● **WRITTEN TASK**:
Write out the entries verbatim and leave the images out of the copy.

[Figure record listings]
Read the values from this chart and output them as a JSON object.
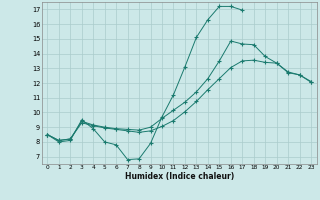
{
  "bg_color": "#cce8e8",
  "grid_color": "#aacccc",
  "line_color": "#1a7a6e",
  "xlabel": "Humidex (Indice chaleur)",
  "xlim": [
    -0.5,
    23.5
  ],
  "ylim": [
    6.5,
    17.5
  ],
  "yticks": [
    7,
    8,
    9,
    10,
    11,
    12,
    13,
    14,
    15,
    16,
    17
  ],
  "xticks": [
    0,
    1,
    2,
    3,
    4,
    5,
    6,
    7,
    8,
    9,
    10,
    11,
    12,
    13,
    14,
    15,
    16,
    17,
    18,
    19,
    20,
    21,
    22,
    23
  ],
  "line1_x": [
    0,
    1,
    2,
    3,
    4,
    5,
    6,
    7,
    8,
    9,
    10,
    11,
    12,
    13,
    14,
    15,
    16,
    17
  ],
  "line1_y": [
    8.5,
    8.0,
    8.1,
    9.5,
    8.9,
    8.0,
    7.8,
    6.8,
    6.85,
    7.9,
    9.7,
    11.2,
    13.1,
    15.1,
    16.3,
    17.2,
    17.2,
    16.95
  ],
  "line2_x": [
    0,
    1,
    2,
    3,
    4,
    5,
    6,
    7,
    8,
    9,
    10,
    11,
    12,
    13,
    14,
    15,
    16,
    17,
    18,
    19,
    20,
    21,
    22,
    23
  ],
  "line2_y": [
    8.5,
    8.1,
    8.2,
    9.4,
    9.15,
    9.0,
    8.9,
    8.85,
    8.8,
    9.0,
    9.6,
    10.15,
    10.7,
    11.4,
    12.3,
    13.5,
    14.85,
    14.65,
    14.6,
    13.8,
    13.35,
    12.7,
    12.55,
    12.1
  ],
  "line3_x": [
    0,
    1,
    2,
    3,
    4,
    5,
    6,
    7,
    8,
    9,
    10,
    11,
    12,
    13,
    14,
    15,
    16,
    17,
    18,
    19,
    20,
    21,
    22,
    23
  ],
  "line3_y": [
    8.5,
    8.1,
    8.2,
    9.3,
    9.1,
    8.95,
    8.85,
    8.75,
    8.65,
    8.75,
    9.05,
    9.45,
    10.05,
    10.75,
    11.55,
    12.3,
    13.05,
    13.5,
    13.55,
    13.4,
    13.35,
    12.75,
    12.55,
    12.05
  ]
}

● **EXERCISE SOLUTION**:
Read the values from this chart and output them as a JSON object.
{
  "bg_color": "#cce8e8",
  "grid_color": "#aacccc",
  "line_color": "#1a7a6e",
  "xlabel": "Humidex (Indice chaleur)",
  "xlim": [
    -0.5,
    23.5
  ],
  "ylim": [
    6.5,
    17.5
  ],
  "yticks": [
    7,
    8,
    9,
    10,
    11,
    12,
    13,
    14,
    15,
    16,
    17
  ],
  "xticks": [
    0,
    1,
    2,
    3,
    4,
    5,
    6,
    7,
    8,
    9,
    10,
    11,
    12,
    13,
    14,
    15,
    16,
    17,
    18,
    19,
    20,
    21,
    22,
    23
  ],
  "line1_x": [
    0,
    1,
    2,
    3,
    4,
    5,
    6,
    7,
    8,
    9,
    10,
    11,
    12,
    13,
    14,
    15,
    16,
    17
  ],
  "line1_y": [
    8.5,
    8.0,
    8.1,
    9.5,
    8.9,
    8.0,
    7.8,
    6.8,
    6.85,
    7.9,
    9.7,
    11.2,
    13.1,
    15.1,
    16.3,
    17.2,
    17.2,
    16.95
  ],
  "line2_x": [
    0,
    1,
    2,
    3,
    4,
    5,
    6,
    7,
    8,
    9,
    10,
    11,
    12,
    13,
    14,
    15,
    16,
    17,
    18,
    19,
    20,
    21,
    22,
    23
  ],
  "line2_y": [
    8.5,
    8.1,
    8.2,
    9.4,
    9.15,
    9.0,
    8.9,
    8.85,
    8.8,
    9.0,
    9.6,
    10.15,
    10.7,
    11.4,
    12.3,
    13.5,
    14.85,
    14.65,
    14.6,
    13.8,
    13.35,
    12.7,
    12.55,
    12.1
  ],
  "line3_x": [
    0,
    1,
    2,
    3,
    4,
    5,
    6,
    7,
    8,
    9,
    10,
    11,
    12,
    13,
    14,
    15,
    16,
    17,
    18,
    19,
    20,
    21,
    22,
    23
  ],
  "line3_y": [
    8.5,
    8.1,
    8.2,
    9.3,
    9.1,
    8.95,
    8.85,
    8.75,
    8.65,
    8.75,
    9.05,
    9.45,
    10.05,
    10.75,
    11.55,
    12.3,
    13.05,
    13.5,
    13.55,
    13.4,
    13.35,
    12.75,
    12.55,
    12.05
  ]
}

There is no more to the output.